> **WHAT IS BEING ASKED**
Reproduce each line of the listing exactly.

* START *

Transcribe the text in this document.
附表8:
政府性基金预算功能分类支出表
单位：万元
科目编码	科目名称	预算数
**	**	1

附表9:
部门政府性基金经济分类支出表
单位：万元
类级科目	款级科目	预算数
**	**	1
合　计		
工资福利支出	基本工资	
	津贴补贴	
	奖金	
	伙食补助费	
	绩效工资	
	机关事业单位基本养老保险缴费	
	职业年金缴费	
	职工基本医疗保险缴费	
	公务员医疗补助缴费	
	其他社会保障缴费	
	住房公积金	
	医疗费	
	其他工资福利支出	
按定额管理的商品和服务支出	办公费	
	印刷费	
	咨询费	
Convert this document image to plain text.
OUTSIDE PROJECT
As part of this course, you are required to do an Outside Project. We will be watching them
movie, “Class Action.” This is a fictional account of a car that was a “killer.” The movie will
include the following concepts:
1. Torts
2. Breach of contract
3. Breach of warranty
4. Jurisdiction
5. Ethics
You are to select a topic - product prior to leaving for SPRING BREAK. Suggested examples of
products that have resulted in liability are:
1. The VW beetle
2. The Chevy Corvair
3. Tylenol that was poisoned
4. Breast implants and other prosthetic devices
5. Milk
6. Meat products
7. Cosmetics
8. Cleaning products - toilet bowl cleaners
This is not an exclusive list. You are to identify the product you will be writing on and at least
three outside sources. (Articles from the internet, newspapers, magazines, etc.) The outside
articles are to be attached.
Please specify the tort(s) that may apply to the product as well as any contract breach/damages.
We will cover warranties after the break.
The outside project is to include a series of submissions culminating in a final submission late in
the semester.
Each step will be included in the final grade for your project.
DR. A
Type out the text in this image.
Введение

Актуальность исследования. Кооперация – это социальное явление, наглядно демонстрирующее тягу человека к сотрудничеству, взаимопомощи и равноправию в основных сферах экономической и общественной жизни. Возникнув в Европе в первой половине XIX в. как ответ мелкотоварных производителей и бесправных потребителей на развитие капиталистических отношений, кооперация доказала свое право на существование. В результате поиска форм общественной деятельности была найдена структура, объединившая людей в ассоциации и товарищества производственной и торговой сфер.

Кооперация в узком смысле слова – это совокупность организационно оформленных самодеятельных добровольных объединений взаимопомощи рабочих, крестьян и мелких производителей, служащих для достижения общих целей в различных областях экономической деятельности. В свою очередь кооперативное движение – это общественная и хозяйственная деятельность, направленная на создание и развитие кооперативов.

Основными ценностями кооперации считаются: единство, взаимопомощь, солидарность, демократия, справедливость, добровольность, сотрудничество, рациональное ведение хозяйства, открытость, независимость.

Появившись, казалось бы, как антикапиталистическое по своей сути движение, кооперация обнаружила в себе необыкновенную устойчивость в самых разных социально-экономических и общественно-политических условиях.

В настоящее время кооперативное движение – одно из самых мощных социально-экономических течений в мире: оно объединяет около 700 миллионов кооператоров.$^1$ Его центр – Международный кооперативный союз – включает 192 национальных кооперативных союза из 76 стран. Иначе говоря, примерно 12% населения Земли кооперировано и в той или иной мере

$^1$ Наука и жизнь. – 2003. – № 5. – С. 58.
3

* END *

> **ANSWER TO THE EXERCISE**
Transcribe the text in this document.
附表8:
政府性基金预算功能分类支出表
单位：万元
科目编码	科目名称	预算数
**	**	1

附表9:
部门政府性基金经济分类支出表
单位：万元
类级科目	款级科目	预算数
**	**	1
合　计		
工资福利支出	基本工资	
	津贴补贴	
	奖金	
	伙食补助费	
	绩效工资	
	机关事业单位基本养老保险缴费	
	职业年金缴费	
	职工基本医疗保险缴费	
	公务员医疗补助缴费	
	其他社会保障缴费	
	住房公积金	
	医疗费	
	其他工资福利支出	
按定额管理的商品和服务支出	办公费	
	印刷费	
	咨询费	
Convert this document image to plain text.
OUTSIDE PROJECT
As part of this course, you are required to do an Outside Project. We will be watching them
movie, “Class Action.” This is a fictional account of a car that was a “killer.” The movie will
include the following concepts:
1. Torts
2. Breach of contract
3. Breach of warranty
4. Jurisdiction
5. Ethics
You are to select a topic - product prior to leaving for SPRING BREAK. Suggested examples of
products that have resulted in liability are:
1. The VW beetle
2. The Chevy Corvair
3. Tylenol that was poisoned
4. Breast implants and other prosthetic devices
5. Milk
6. Meat products
7. Cosmetics
8. Cleaning products - toilet bowl cleaners
This is not an exclusive list. You are to identify the product you will be writing on and at least
three outside sources. (Articles from the internet, newspapers, magazines, etc.) The outside
articles are to be attached.
Please specify the tort(s) that may apply to the product as well as any contract breach/damages.
We will cover warranties after the break.
The outside project is to include a series of submissions culminating in a final submission late in
the semester.
Each step will be included in the final grade for your project.
DR. A
Type out the text in this image.
Введение

Актуальность исследования. Кооперация – это социальное явление, наглядно демонстрирующее тягу человека к сотрудничеству, взаимопомощи и равноправию в основных сферах экономической и общественной жизни. Возникнув в Европе в первой половине XIX в. как ответ мелкотоварных производителей и бесправных потребителей на развитие капиталистических отношений, кооперация доказала свое право на существование. В результате поиска форм общественной деятельности была найдена структура, объединившая людей в ассоциации и товарищества производственной и торговой сфер.

Кооперация в узком смысле слова – это совокупность организационно оформленных самодеятельных добровольных объединений взаимопомощи рабочих, крестьян и мелких производителей, служащих для достижения общих целей в различных областях экономической деятельности. В свою очередь кооперативное движение – это общественная и хозяйственная деятельность, направленная на создание и развитие кооперативов.

Основными ценностями кооперации считаются: единство, взаимопомощь, солидарность, демократия, справедливость, добровольность, сотрудничество, рациональное ведение хозяйства, открытость, независимость.

Появившись, казалось бы, как антикапиталистическое по своей сути движение, кооперация обнаружила в себе необыкновенную устойчивость в самых разных социально-экономических и общественно-политических условиях.

В настоящее время кооперативное движение – одно из самых мощных социально-экономических течений в мире: оно объединяет около 700 миллионов кооператоров.$^1$ Его центр – Международный кооперативный союз – включает 192 национальных кооперативных союза из 76 стран. Иначе говоря, примерно 12% населения Земли кооперировано и в той или иной мере

$^1$ Наука и жизнь. – 2003. – № 5. – С. 58.
3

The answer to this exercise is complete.